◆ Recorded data
__________________________________________________
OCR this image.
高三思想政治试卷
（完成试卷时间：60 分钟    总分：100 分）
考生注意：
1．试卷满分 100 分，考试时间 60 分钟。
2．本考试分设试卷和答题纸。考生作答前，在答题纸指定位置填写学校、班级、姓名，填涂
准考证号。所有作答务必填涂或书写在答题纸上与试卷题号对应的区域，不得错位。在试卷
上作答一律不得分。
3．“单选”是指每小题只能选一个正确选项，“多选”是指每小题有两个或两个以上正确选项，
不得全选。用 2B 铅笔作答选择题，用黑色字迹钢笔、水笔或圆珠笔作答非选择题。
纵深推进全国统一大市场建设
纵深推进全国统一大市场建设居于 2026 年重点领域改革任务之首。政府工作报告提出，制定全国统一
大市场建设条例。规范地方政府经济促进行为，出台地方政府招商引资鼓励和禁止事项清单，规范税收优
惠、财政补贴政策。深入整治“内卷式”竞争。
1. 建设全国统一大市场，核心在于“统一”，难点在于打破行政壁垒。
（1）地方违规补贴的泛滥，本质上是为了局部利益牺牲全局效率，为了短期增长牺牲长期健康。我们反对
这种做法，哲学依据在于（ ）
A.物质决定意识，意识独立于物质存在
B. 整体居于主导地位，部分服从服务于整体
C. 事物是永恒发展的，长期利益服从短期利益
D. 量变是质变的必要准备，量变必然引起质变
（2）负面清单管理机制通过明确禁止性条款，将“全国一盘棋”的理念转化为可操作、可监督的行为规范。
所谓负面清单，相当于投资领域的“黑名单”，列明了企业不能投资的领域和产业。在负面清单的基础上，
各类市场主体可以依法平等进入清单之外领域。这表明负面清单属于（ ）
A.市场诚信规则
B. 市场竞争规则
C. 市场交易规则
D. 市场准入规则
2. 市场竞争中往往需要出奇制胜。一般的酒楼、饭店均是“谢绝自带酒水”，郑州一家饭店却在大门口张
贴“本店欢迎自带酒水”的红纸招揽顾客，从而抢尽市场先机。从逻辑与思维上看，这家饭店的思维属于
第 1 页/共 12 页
__________________________________________________
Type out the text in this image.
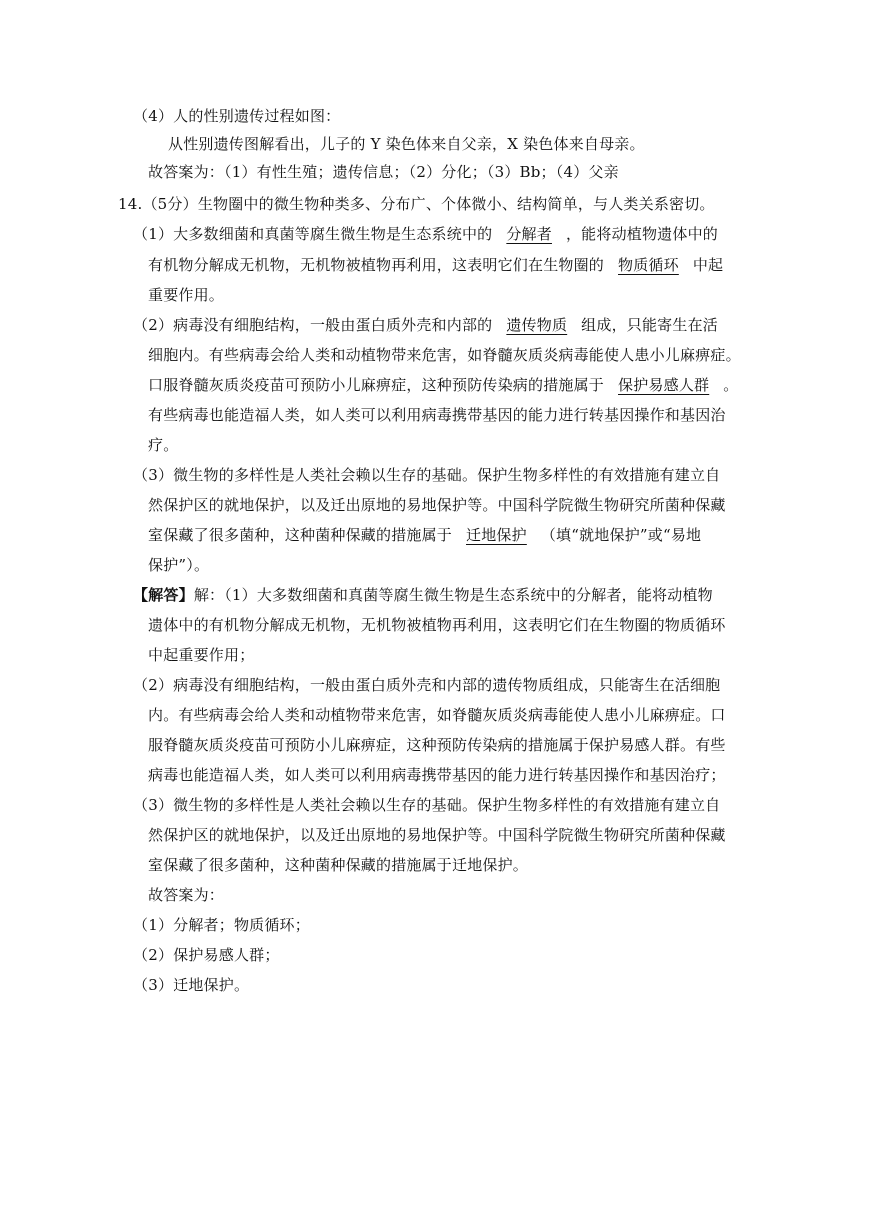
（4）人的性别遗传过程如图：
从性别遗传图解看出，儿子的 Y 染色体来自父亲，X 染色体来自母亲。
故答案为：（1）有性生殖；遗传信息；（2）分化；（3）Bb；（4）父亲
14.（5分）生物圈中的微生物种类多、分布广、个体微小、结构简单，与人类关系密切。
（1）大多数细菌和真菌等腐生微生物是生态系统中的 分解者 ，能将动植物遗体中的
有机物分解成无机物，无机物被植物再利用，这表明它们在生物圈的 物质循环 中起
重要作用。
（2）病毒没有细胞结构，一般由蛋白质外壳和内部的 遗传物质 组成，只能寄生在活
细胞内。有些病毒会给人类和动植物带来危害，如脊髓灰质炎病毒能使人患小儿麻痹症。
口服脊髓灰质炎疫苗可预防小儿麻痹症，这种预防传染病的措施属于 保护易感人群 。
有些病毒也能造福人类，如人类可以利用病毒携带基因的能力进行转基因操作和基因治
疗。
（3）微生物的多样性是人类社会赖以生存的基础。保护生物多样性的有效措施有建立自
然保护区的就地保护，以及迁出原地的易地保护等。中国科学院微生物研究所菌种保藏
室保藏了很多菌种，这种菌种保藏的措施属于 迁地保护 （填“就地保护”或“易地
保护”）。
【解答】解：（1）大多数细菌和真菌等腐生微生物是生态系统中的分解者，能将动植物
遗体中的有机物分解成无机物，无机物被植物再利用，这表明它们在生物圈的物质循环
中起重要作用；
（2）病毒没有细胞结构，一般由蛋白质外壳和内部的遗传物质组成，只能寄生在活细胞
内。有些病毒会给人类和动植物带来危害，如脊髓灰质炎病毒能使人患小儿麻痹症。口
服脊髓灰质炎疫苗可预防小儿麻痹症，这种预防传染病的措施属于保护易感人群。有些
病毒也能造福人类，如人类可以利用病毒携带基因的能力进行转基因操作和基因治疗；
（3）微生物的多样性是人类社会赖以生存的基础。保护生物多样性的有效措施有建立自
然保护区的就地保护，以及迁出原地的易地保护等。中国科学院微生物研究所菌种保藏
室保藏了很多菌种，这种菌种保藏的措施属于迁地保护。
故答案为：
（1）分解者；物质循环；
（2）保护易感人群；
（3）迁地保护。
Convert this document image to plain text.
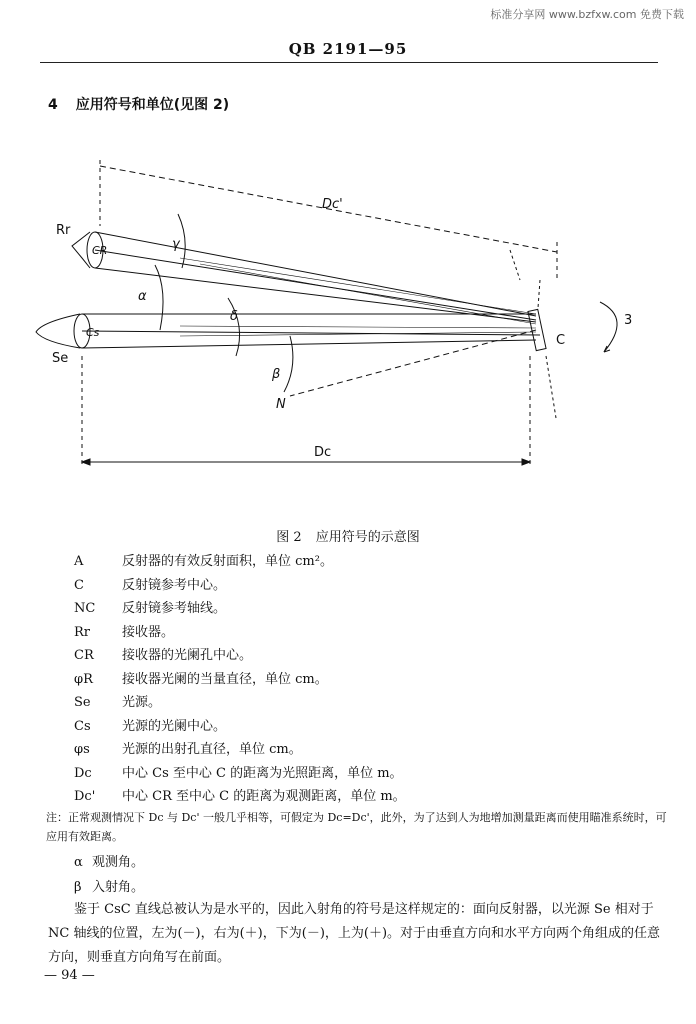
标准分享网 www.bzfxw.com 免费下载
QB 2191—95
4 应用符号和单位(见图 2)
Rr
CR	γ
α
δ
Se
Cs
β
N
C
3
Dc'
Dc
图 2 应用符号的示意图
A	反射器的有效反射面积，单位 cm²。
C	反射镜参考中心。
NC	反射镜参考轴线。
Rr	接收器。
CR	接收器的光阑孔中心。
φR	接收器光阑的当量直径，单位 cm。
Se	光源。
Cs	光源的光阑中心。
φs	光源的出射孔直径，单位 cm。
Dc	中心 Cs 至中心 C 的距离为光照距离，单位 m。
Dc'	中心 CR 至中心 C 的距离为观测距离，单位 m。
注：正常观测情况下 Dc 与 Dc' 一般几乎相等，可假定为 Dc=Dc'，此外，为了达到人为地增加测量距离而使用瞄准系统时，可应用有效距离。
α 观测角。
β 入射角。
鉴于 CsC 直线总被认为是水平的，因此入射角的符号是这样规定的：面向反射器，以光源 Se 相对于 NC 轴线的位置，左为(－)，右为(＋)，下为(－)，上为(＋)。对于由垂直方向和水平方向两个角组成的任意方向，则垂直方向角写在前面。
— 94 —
__________________________________________________
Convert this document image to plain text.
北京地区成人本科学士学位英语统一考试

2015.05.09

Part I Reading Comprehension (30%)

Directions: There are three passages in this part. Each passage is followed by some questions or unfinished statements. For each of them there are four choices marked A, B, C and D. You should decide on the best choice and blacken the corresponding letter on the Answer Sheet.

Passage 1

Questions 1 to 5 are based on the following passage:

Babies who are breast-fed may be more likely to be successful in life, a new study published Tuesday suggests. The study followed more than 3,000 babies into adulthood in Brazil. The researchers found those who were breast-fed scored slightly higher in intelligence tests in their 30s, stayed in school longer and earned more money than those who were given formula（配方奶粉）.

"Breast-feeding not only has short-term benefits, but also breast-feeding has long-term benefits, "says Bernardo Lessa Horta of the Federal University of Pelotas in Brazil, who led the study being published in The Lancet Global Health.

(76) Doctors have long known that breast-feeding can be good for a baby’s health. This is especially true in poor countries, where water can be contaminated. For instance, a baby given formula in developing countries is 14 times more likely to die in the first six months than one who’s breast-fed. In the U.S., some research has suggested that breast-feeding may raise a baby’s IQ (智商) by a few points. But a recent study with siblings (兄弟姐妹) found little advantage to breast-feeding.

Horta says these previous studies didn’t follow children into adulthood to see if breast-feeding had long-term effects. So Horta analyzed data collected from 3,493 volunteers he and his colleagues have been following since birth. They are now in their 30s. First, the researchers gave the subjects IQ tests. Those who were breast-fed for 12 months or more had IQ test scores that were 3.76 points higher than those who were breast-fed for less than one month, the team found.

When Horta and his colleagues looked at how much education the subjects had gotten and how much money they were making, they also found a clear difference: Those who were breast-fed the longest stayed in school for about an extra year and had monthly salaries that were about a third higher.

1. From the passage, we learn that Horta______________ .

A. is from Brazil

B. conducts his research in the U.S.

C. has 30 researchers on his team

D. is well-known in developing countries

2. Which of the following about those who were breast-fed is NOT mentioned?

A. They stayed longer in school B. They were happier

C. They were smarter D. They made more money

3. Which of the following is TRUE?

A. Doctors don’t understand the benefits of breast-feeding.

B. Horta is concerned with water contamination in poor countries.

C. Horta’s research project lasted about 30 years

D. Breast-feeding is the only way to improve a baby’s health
__________________________________________________
◆ Exercise directions
Using the listing above, return all lines where the word "known" occurs.

◆ Output
(76) Doctors have long known that breast-feeding can be good for a baby’s health. This is especially true in poor countries, where water can be contaminated. For instance, a baby given formula in developing countries is 14 times more likely to die in the first six months than one who’s breast-fed. In the U.S., some research has suggested that breast-feeding may raise a baby’s IQ (智商) by a few points. But a recent study with siblings (兄弟姐妹) found little advantage to breast-feeding.
D. is well-known in developing countries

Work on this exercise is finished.